EXERCISE DETAILS
Every line that contains the word "холодного" should be copied.

--- ITEMS ---

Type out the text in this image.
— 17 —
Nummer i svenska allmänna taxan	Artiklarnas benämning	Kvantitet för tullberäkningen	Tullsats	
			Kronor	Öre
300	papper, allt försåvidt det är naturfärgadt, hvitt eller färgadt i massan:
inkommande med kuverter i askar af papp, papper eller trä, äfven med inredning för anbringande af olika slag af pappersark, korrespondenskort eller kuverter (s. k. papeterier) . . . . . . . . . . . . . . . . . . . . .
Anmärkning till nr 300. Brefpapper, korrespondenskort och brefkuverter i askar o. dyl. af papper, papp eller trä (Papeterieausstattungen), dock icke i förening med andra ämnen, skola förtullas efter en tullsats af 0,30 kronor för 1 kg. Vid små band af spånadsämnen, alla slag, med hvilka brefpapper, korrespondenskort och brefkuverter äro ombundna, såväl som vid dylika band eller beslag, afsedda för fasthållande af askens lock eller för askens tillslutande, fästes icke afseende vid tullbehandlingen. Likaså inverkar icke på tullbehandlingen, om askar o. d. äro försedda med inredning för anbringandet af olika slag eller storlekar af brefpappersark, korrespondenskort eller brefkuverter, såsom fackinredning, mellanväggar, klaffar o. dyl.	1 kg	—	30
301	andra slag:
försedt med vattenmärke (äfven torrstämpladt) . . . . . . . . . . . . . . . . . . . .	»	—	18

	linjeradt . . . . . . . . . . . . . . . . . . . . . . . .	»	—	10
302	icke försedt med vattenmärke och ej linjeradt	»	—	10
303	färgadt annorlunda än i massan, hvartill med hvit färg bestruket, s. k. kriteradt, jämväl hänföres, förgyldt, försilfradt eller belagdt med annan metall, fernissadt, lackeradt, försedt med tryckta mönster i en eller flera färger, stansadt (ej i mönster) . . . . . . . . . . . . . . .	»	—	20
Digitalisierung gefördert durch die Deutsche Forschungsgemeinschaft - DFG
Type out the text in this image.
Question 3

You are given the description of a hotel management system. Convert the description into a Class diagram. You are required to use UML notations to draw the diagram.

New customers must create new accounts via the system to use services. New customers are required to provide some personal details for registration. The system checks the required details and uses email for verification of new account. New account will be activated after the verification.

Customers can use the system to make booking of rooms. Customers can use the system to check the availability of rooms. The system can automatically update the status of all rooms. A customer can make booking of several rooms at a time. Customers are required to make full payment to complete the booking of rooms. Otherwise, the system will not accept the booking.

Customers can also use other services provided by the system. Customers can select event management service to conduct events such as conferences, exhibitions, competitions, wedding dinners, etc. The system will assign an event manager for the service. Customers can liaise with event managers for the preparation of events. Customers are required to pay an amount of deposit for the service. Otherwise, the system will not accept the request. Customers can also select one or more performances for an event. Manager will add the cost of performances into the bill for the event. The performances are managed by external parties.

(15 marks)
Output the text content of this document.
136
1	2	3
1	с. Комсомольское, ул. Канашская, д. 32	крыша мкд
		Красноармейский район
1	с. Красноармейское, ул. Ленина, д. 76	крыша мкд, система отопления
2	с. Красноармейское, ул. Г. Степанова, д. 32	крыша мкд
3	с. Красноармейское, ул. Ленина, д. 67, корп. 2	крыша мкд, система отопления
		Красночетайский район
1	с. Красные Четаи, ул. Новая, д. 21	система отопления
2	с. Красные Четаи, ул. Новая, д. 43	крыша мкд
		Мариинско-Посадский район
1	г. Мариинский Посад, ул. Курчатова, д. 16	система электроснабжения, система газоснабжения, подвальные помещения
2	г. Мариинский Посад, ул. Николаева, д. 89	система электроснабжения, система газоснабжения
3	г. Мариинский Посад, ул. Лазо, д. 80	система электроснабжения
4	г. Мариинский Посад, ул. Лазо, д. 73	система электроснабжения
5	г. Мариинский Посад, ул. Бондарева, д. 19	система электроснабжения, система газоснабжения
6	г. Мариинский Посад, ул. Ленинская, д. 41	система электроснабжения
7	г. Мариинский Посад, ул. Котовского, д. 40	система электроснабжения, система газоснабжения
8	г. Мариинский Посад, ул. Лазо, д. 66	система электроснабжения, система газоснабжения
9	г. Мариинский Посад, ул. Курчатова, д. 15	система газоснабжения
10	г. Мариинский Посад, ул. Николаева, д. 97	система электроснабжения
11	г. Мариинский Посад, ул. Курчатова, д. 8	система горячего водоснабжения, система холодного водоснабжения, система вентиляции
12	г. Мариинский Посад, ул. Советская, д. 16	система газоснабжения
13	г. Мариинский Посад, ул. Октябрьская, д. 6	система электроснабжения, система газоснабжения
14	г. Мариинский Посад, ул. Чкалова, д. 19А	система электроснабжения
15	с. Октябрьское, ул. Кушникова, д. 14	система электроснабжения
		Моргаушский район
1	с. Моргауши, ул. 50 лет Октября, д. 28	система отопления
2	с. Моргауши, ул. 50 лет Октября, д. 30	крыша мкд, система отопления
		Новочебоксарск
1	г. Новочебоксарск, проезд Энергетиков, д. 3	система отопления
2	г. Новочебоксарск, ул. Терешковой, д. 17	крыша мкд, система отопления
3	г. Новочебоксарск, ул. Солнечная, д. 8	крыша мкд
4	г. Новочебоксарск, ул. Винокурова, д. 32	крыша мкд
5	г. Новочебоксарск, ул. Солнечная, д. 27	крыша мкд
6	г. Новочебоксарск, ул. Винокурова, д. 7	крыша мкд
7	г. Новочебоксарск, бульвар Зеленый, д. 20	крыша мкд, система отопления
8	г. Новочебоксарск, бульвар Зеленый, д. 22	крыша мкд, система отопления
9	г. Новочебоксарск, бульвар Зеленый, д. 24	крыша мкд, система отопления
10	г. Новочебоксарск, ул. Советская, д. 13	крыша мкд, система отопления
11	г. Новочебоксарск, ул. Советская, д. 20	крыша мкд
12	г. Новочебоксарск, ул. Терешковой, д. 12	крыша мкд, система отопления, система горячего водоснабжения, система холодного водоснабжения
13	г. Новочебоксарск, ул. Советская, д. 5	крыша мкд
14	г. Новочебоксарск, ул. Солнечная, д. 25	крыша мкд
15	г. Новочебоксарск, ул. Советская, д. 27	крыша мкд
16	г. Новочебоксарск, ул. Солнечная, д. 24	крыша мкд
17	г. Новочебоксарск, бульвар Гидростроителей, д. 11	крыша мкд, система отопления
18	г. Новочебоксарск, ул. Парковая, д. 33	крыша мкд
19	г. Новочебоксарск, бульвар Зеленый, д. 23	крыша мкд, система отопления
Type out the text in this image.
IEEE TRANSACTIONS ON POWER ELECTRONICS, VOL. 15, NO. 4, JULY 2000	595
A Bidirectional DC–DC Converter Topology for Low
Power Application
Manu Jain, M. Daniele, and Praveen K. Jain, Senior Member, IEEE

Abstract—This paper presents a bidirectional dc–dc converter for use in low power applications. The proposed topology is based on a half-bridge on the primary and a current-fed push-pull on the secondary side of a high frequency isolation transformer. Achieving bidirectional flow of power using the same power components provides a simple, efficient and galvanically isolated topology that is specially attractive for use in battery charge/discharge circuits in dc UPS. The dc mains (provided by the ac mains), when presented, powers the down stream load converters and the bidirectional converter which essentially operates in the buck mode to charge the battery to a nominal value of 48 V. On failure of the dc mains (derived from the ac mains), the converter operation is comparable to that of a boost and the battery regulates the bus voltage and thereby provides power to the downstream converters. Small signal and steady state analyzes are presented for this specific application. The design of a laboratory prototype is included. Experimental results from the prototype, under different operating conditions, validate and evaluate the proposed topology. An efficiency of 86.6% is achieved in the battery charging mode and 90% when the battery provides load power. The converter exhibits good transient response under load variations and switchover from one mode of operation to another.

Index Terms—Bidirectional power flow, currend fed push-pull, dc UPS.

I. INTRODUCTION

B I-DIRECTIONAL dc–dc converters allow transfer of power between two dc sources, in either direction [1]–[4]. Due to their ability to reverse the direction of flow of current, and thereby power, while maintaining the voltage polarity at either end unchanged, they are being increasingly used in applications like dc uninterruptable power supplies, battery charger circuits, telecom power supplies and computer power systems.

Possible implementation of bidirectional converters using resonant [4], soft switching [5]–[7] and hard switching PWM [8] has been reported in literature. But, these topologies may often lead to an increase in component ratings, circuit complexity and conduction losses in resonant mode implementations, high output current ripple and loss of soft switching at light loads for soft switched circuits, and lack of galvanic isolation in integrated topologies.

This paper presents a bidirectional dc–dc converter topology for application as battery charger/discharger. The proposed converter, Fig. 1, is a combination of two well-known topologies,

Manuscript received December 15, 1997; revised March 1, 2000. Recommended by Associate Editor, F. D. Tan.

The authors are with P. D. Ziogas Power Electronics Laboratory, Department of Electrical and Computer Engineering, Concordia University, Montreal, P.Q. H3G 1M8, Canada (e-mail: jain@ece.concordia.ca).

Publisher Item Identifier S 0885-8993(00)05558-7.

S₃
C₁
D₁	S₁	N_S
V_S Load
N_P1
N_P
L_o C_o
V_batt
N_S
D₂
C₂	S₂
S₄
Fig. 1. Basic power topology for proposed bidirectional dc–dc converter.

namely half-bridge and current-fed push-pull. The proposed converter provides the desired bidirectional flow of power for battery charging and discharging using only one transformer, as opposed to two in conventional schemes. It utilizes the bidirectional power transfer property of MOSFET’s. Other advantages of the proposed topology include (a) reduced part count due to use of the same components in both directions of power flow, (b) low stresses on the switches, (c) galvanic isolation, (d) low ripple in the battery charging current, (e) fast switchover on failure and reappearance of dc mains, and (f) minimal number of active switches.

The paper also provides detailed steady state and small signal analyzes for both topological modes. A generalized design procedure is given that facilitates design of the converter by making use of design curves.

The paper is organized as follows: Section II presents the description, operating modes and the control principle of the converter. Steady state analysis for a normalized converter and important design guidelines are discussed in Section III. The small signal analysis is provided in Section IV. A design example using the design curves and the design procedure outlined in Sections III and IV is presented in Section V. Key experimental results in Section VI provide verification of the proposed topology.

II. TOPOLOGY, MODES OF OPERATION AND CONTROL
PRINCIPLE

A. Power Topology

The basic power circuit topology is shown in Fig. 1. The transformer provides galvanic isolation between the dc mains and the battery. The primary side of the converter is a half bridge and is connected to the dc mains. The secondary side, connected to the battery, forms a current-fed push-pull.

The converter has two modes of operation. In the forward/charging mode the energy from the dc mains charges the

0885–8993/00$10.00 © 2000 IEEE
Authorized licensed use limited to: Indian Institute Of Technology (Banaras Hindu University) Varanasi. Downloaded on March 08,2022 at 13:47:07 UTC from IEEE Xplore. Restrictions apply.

---

SOLUTION FOR THIS EXERCISE
11	г. Мариинский Посад, ул. Курчатова, д. 8	система горячего водоснабжения, система холодного водоснабжения, система вентиляции
12	г. Новочебоксарск, ул. Терешковой, д. 12	крыша мкд, система отопления, система горячего водоснабжения, система холодного водоснабжения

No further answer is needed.